Tensile Deformation Microstructure of 3D-Printed CrMnFeCoNi Alloy

The industrial application of novel high-entropy alloys (HEAs), consisting of five or more principal elements having composition between 5 and 35 at.%, requires suitable manufacturing processes. The conventional fabrication routes for HEAs are casting and powder metallurgy. The casting route often leads to elemental segregation, whereas the powder metallurgy consumes more resources and can lead to metastable products. Additive manufacturing or 3D-printing has emerged to be effective in curbing some drawbacks of conventional manufacturing routes for HEAs [1]. The CrMnFeCoNi HEA (also referred to as Cantor alloy) has been reported to exhibit an excellent combination of strength and ductility [2]. Lately, the CrMnFeCoNi HEA fabricated via 3D-printing has been observed to have a chemically more homogeneous single face-centered cubic (FCC) solid solution structure [3, 4]. However, the selective laser-melted CrMnFeCoNi HEA has a hierarchical microstructure composed of large columnar grains, melt pools, and small cells [4]. While several researchers have studied the as-fabricated microstructures of the 3D-printed Cantor alloy, relatively scarce information is available on its deformed microstructure. Thus, this study was aimed to investigate the tensile deformation microstructure of the selective laser-melted CrMnFeCoNi HEA through electron backscatter diffraction (EBSD).
◆ ◆ ◆ ◆ ◆ ◆ ◆
What you have to do:
According to the text on the 3D-printed CrMnFeCoNi alloy, what are the conventional fabrication routes for high-entropy alloys?
◆ ◆ ◆ ◆ ◆ ◆ ◆
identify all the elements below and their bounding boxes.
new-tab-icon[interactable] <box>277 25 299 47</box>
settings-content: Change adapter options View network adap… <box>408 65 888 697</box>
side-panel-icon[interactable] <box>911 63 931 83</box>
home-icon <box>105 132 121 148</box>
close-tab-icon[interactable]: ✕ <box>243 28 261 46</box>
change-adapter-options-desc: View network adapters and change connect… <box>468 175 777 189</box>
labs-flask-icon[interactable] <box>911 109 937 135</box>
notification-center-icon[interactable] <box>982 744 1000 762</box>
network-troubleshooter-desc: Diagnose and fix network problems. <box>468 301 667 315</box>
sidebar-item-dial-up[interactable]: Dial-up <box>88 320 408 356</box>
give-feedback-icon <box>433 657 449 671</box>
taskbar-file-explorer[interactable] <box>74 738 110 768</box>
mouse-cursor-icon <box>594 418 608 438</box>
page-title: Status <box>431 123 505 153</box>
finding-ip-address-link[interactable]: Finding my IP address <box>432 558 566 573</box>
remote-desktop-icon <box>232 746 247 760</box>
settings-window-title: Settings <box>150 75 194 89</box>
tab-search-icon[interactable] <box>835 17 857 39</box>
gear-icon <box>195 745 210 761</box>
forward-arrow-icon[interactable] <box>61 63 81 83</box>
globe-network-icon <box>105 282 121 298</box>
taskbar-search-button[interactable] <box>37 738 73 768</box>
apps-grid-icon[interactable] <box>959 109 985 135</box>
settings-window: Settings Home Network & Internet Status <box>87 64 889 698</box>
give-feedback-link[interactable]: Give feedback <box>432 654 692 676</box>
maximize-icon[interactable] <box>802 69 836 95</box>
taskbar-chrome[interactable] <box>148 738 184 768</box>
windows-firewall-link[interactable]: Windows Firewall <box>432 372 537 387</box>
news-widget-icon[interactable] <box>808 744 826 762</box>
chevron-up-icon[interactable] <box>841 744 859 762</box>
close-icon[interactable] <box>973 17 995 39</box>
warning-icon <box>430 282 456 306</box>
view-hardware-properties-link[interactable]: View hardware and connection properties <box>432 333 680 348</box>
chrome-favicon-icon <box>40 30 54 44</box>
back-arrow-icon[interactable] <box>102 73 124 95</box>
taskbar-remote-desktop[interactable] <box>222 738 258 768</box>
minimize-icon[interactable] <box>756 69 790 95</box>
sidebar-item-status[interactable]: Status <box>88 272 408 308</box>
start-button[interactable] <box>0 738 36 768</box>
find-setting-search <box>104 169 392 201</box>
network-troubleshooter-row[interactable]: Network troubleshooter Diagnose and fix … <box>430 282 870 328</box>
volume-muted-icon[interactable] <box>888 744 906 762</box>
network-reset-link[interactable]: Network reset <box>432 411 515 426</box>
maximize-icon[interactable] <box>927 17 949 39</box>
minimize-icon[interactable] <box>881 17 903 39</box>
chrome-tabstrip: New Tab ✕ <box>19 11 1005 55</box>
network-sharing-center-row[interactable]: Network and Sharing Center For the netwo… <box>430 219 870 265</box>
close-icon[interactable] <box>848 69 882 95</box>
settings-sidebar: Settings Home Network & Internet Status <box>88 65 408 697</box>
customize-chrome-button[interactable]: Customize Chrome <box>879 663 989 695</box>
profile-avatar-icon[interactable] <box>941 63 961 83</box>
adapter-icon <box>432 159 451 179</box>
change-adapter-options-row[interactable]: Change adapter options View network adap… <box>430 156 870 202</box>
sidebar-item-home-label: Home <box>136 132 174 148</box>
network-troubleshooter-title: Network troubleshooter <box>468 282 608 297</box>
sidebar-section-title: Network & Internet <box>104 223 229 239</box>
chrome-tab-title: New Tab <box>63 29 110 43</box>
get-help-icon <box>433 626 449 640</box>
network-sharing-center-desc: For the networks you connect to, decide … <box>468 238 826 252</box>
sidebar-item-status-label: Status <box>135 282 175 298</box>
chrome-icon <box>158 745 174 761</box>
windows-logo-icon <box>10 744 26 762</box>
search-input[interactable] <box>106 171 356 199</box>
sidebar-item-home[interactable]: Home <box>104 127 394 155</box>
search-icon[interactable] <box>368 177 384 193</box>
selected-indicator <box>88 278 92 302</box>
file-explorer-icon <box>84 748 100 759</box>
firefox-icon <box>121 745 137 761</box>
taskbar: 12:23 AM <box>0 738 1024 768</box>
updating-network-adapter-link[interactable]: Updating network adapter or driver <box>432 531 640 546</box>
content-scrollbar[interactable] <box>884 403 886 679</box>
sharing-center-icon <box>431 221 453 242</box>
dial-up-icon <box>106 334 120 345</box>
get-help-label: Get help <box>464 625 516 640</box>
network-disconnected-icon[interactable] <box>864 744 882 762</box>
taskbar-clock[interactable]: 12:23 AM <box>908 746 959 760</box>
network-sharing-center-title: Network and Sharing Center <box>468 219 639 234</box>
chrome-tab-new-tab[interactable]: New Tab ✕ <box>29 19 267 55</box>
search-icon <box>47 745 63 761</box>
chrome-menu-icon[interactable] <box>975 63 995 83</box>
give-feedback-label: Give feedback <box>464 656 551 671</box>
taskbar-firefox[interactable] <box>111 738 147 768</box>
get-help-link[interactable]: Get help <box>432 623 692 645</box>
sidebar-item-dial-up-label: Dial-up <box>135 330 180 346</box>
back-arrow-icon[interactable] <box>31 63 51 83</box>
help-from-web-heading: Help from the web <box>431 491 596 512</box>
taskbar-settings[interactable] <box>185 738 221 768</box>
◆ ◆ ◆ ◆ ◆ ◆ ◆
Output for this task:
Casting and powder metallurgy.